◆ Source passage:
--------
CYBR shares rose more than 1% on Friday.

The firm identified CyberArk as a "top mid-cap cybersecurity idea," citing several factors that could sustain its growth.

Among these are the significance of identity spending in cybersecurity, the potential for expansion within the core Privileged Access Management (PAM) market, and opportunities arising from new product cross-sells in Endpoint Privilege Manager (EPM), Access, and Secrets Management.

The analysis by RBC Capital Markets suggests that CyberArk is well-positioned to maintain an organic growth rate of over 20% for several years, supported by an estimated total addressable market (TAM) of $60 billion.

RBC analysts also believe that CyberArk has the potential to consolidate various aspects of the identity market, particularly in the mid and large enterprise segments, through its persona-based selling model which includes workforce, IT, developers, and machine identities.

Furthermore, the firm highlighted the strategic acquisition of Venafi by CyberArk, which it believes could be “accretive to growth and profitability.”
--------
◆ Extracted records:
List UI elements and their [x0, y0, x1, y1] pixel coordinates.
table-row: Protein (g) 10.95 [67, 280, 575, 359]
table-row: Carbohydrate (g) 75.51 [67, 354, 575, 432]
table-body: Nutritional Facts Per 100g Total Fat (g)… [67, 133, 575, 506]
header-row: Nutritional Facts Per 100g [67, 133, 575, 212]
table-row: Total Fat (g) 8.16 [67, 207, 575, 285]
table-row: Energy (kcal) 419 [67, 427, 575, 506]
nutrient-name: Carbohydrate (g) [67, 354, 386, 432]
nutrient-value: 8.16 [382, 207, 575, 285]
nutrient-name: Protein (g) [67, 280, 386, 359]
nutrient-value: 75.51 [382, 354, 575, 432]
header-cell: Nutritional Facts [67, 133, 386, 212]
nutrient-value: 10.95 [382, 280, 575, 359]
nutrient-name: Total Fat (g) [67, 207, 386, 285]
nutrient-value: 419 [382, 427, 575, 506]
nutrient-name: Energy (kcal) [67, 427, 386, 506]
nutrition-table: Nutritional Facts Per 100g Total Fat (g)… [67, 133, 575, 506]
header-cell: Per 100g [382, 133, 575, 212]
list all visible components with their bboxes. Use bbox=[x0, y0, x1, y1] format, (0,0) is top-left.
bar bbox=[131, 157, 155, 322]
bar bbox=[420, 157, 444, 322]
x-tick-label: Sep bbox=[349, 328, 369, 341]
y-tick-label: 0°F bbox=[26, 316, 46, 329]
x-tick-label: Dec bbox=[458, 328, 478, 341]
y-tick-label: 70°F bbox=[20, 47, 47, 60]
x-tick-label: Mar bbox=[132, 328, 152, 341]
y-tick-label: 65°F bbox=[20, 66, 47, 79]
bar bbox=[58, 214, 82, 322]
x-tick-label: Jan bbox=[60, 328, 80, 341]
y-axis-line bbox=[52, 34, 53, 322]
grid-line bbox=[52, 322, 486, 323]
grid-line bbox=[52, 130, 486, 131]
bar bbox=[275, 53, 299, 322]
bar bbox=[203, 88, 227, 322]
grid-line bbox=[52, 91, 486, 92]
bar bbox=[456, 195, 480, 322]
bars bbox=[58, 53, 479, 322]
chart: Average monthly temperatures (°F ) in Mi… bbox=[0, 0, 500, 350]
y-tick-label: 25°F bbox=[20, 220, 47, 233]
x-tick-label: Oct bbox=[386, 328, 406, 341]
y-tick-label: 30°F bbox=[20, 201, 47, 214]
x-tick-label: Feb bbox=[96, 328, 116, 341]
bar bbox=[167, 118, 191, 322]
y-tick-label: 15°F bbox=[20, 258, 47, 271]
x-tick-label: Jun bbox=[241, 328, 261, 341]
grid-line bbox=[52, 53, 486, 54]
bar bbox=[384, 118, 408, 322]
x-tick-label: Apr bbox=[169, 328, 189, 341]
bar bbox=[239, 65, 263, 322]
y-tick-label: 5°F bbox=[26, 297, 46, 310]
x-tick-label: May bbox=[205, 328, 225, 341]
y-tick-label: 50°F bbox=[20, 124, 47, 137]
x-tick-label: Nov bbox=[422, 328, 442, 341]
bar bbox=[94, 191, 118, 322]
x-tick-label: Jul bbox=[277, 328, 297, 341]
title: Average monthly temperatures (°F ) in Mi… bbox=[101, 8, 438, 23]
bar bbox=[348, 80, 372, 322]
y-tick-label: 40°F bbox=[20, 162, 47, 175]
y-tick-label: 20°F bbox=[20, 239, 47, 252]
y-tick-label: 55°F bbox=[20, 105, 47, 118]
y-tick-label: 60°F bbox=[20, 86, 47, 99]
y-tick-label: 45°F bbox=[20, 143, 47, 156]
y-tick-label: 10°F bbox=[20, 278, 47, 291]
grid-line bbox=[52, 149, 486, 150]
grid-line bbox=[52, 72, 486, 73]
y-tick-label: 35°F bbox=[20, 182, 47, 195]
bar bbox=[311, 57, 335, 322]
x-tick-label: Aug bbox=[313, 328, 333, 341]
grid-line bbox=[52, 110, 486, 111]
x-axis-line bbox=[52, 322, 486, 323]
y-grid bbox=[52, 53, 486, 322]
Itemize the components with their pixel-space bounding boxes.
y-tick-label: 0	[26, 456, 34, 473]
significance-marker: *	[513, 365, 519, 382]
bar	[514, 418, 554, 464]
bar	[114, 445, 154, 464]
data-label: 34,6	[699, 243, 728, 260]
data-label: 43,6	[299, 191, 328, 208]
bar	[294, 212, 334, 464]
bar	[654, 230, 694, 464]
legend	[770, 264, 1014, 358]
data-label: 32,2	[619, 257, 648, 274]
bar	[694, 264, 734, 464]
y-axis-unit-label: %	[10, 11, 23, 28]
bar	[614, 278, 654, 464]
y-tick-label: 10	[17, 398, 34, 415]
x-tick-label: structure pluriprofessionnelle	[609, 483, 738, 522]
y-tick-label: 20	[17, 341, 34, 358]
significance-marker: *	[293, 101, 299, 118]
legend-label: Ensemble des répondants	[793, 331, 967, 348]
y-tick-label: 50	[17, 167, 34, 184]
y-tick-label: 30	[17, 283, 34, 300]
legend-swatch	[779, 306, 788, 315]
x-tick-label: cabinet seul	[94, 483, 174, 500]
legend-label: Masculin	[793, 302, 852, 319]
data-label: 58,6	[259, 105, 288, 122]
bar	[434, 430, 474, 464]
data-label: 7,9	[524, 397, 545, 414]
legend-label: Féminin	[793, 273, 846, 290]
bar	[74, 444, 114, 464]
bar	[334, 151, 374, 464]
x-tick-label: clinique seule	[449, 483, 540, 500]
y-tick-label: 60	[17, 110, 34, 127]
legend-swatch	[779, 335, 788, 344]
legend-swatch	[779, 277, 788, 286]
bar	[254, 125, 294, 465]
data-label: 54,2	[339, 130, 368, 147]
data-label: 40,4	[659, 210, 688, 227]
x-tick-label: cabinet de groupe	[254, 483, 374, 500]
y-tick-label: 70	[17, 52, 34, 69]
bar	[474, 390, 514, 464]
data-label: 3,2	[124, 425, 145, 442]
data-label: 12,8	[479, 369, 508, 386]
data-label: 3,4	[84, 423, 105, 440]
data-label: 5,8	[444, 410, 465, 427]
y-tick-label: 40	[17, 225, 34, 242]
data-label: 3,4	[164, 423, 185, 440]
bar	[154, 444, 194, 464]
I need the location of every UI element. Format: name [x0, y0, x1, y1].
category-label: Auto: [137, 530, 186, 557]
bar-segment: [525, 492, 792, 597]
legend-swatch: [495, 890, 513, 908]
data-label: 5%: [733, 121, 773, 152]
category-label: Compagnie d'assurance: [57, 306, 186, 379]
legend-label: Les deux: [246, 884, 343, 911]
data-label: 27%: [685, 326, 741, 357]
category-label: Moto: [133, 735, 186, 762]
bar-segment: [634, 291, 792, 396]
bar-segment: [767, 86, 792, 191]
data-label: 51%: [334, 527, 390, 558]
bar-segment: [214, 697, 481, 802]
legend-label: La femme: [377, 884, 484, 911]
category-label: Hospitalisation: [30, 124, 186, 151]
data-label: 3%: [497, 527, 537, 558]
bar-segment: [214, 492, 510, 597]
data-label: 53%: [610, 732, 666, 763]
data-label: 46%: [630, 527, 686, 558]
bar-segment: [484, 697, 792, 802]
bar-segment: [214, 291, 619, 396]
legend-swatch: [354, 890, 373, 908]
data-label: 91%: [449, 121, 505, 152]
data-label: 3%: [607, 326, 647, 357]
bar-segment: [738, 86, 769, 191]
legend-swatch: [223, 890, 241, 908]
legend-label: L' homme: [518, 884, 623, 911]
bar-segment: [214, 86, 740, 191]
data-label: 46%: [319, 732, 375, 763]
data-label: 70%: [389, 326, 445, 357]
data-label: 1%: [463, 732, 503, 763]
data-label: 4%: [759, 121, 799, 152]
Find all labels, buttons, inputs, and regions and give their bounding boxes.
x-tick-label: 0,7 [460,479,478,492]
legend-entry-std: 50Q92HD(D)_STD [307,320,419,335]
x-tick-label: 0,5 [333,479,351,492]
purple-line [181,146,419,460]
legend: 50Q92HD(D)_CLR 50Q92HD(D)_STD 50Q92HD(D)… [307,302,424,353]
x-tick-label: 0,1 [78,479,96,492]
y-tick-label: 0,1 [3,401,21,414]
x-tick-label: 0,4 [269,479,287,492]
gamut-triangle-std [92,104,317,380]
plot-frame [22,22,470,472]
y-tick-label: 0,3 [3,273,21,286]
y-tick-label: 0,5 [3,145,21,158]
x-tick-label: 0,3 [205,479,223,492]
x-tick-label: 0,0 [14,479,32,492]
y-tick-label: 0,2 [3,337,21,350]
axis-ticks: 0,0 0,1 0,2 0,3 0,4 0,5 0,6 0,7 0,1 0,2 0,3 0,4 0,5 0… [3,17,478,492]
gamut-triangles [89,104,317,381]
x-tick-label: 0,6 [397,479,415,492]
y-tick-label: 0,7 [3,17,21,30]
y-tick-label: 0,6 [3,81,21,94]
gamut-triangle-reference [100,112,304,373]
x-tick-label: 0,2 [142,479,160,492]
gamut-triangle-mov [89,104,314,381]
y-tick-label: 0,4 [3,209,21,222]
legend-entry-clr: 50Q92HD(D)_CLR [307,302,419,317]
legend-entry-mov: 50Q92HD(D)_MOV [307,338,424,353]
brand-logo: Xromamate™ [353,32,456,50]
--------
◆ Check your understanding:
[1] Translate this sentence from the CyberArk passage into Spanish: "The firm identified CyberArk as a "top mid-cap cybersecurity idea," citing several factors that could sustain its growth."
[2] Write the next part of the CyberArk passage, picking up after its final sentence.
The records come from a different source than the text above.

◆ Answers to the problems:
[1] La firma identificó a CyberArk como una «idea principal de ciberseguridad de mediana capitalización», citando varios factores que podrían sostener su crecimiento.

[2]
Venafi had an annual recurring revenue (ARR) of approximately $150 million growing at a rate of over 20% pre-2023.

Despite a slowdown in growth in 2023 due to macroeconomic factors and a shift to SaaS, RBC anticipates that Venafi will return to over 20% growth as part of CyberArk, with significant cross-sell opportunities due to little customer overlap.

Lastly, analysts pointed to CyberArk's cash flow as an underappreciated asset. Before transitioning, CyberArk reported free cash flow (FCF) margins of 31% in the calendar year 2019.

“While it will be a few years before they return to 30% + FCF margins, we note 2024 guidance calls for 16% FCF margin, up from 7% in 2023, as we think this accelerates beyond 2025,” analysts said.